**Do this**
Transcribe all of the records precisely as they are presented.

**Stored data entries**
>>>

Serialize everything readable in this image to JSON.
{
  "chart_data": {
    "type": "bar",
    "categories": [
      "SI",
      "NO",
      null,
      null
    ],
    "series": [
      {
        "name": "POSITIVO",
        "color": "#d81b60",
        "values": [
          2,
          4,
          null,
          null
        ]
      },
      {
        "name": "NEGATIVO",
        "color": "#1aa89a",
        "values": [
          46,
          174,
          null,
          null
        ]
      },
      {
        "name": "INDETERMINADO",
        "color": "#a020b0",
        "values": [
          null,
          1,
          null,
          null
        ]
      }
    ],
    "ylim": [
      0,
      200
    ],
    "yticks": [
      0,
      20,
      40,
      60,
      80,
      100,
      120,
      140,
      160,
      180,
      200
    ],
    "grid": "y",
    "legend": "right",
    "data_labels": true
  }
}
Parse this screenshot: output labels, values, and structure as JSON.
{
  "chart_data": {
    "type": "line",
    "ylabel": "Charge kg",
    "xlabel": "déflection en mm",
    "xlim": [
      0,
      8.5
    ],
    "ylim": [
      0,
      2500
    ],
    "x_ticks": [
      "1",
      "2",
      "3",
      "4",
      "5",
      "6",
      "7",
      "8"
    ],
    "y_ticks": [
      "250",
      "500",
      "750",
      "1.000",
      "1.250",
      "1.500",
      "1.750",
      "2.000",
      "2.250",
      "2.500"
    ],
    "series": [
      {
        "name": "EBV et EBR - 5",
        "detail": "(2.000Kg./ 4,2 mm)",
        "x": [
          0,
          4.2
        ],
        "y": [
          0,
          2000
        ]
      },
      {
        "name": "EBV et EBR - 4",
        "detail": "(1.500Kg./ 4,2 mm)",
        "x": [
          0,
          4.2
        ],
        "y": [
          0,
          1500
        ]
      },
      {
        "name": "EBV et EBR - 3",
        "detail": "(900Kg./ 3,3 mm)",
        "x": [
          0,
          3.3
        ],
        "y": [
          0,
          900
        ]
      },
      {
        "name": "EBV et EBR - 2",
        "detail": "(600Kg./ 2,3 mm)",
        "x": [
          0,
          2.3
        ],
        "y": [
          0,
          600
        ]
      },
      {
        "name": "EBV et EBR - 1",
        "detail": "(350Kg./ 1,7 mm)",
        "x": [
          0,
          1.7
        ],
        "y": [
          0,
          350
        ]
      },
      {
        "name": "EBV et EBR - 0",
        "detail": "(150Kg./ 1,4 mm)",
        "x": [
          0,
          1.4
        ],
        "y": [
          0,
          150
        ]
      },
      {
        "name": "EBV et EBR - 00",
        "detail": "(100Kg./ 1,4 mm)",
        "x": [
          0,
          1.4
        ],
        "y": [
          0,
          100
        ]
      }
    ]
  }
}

<<<

**Expected answer**
Serialize everything readable in this image to JSON.
{
  "chart_data": {
    "type": "bar",
    "categories": [
      "SI",
      "NO",
      null,
      null
    ],
    "series": [
      {
        "name": "POSITIVO",
        "color": "#d81b60",
        "values": [
          2,
          4,
          null,
          null
        ]
      },
      {
        "name": "NEGATIVO",
        "color": "#1aa89a",
        "values": [
          46,
          174,
          null,
          null
        ]
      },
      {
        "name": "INDETERMINADO",
        "color": "#a020b0",
        "values": [
          null,
          1,
          null,
          null
        ]
      }
    ],
    "ylim": [
      0,
      200
    ],
    "yticks": [
      0,
      20,
      40,
      60,
      80,
      100,
      120,
      140,
      160,
      180,
      200
    ],
    "grid": "y",
    "legend": "right",
    "data_labels": true
  }
}
Parse this screenshot: output labels, values, and structure as JSON.
{
  "chart_data": {
    "type": "line",
    "ylabel": "Charge kg",
    "xlabel": "déflection en mm",
    "xlim": [
      0,
      8.5
    ],
    "ylim": [
      0,
      2500
    ],
    "x_ticks": [
      "1",
      "2",
      "3",
      "4",
      "5",
      "6",
      "7",
      "8"
    ],
    "y_ticks": [
      "250",
      "500",
      "750",
      "1.000",
      "1.250",
      "1.500",
      "1.750",
      "2.000",
      "2.250",
      "2.500"
    ],
    "series": [
      {
        "name": "EBV et EBR - 5",
        "detail": "(2.000Kg./ 4,2 mm)",
        "x": [
          0,
          4.2
        ],
        "y": [
          0,
          2000
        ]
      },
      {
        "name": "EBV et EBR - 4",
        "detail": "(1.500Kg./ 4,2 mm)",
        "x": [
          0,
          4.2
        ],
        "y": [
          0,
          1500
        ]
      },
      {
        "name": "EBV et EBR - 3",
        "detail": "(900Kg./ 3,3 mm)",
        "x": [
          0,
          3.3
        ],
        "y": [
          0,
          900
        ]
      },
      {
        "name": "EBV et EBR - 2",
        "detail": "(600Kg./ 2,3 mm)",
        "x": [
          0,
          2.3
        ],
        "y": [
          0,
          600
        ]
      },
      {
        "name": "EBV et EBR - 1",
        "detail": "(350Kg./ 1,7 mm)",
        "x": [
          0,
          1.7
        ],
        "y": [
          0,
          350
        ]
      },
      {
        "name": "EBV et EBR - 0",
        "detail": "(150Kg./ 1,4 mm)",
        "x": [
          0,
          1.4
        ],
        "y": [
          0,
          150
        ]
      },
      {
        "name": "EBV et EBR - 00",
        "detail": "(100Kg./ 1,4 mm)",
        "x": [
          0,
          1.4
        ],
        "y": [
          0,
          100
        ]
      }
    ]
  }
}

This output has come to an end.